● WHAT IS BEING ASKED
Beginning with the line that holds "Give me a plain-text", set down each line of the data below through the very last, exactly as given, and nothing beyond that.
--- GIVEN RECORDS ---
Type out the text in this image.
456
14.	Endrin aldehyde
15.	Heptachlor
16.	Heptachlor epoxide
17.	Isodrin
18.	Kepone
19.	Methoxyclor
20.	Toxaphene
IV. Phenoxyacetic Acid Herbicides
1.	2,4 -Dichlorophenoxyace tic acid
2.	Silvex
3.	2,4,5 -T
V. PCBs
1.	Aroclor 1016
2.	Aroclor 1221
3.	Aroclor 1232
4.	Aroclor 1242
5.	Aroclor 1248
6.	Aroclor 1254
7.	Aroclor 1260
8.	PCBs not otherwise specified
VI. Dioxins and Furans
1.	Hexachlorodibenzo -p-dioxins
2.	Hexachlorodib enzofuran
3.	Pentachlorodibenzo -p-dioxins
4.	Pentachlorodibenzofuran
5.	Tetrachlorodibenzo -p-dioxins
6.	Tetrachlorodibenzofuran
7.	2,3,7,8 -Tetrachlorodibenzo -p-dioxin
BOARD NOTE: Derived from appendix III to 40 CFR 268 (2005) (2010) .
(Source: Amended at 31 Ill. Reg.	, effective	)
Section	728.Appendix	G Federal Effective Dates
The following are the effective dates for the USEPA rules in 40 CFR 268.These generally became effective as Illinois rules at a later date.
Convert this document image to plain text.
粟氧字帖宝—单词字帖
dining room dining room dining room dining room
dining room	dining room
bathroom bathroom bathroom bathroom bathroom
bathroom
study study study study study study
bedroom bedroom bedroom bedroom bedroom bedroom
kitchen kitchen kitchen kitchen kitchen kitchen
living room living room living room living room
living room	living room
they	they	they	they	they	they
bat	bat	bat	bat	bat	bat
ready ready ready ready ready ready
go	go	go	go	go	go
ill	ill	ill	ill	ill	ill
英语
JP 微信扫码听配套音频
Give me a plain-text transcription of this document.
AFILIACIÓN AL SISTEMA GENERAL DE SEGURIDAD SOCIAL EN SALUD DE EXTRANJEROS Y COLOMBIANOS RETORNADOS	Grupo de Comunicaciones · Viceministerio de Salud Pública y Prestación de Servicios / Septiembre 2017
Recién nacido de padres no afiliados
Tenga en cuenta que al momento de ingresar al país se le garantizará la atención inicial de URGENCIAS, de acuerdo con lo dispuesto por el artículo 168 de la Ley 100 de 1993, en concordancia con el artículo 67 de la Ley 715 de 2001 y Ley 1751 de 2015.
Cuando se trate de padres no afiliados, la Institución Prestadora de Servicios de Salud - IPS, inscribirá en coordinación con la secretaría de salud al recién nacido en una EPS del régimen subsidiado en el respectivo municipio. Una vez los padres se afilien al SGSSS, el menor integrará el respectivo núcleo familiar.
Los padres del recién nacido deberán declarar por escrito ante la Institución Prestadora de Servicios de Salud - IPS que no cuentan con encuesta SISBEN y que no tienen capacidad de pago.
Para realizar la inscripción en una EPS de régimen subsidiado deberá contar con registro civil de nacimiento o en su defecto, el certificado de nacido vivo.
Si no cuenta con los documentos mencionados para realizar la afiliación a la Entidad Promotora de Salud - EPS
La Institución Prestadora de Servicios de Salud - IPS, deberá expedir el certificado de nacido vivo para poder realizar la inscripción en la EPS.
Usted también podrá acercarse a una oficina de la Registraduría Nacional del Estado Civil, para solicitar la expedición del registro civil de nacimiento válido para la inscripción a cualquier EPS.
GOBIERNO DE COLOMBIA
---
● TASK ANSWER
Give me a plain-text transcription of this document.
AFILIACIÓN AL SISTEMA GENERAL DE SEGURIDAD SOCIAL EN SALUD DE EXTRANJEROS Y COLOMBIANOS RETORNADOS	Grupo de Comunicaciones · Viceministerio de Salud Pública y Prestación de Servicios / Septiembre 2017
Recién nacido de padres no afiliados
Tenga en cuenta que al momento de ingresar al país se le garantizará la atención inicial de URGENCIAS, de acuerdo con lo dispuesto por el artículo 168 de la Ley 100 de 1993, en concordancia con el artículo 67 de la Ley 715 de 2001 y Ley 1751 de 2015.
Cuando se trate de padres no afiliados, la Institución Prestadora de Servicios de Salud - IPS, inscribirá en coordinación con la secretaría de salud al recién nacido en una EPS del régimen subsidiado en el respectivo municipio. Una vez los padres se afilien al SGSSS, el menor integrará el respectivo núcleo familiar.
Los padres del recién nacido deberán declarar por escrito ante la Institución Prestadora de Servicios de Salud - IPS que no cuentan con encuesta SISBEN y que no tienen capacidad de pago.
Para realizar la inscripción en una EPS de régimen subsidiado deberá contar con registro civil de nacimiento o en su defecto, el certificado de nacido vivo.
Si no cuenta con los documentos mencionados para realizar la afiliación a la Entidad Promotora de Salud - EPS
La Institución Prestadora de Servicios de Salud - IPS, deberá expedir el certificado de nacido vivo para poder realizar la inscripción en la EPS.
Usted también podrá acercarse a una oficina de la Registraduría Nacional del Estado Civil, para solicitar la expedición del registro civil de nacimiento válido para la inscripción a cualquier EPS.
GOBIERNO DE COLOMBIA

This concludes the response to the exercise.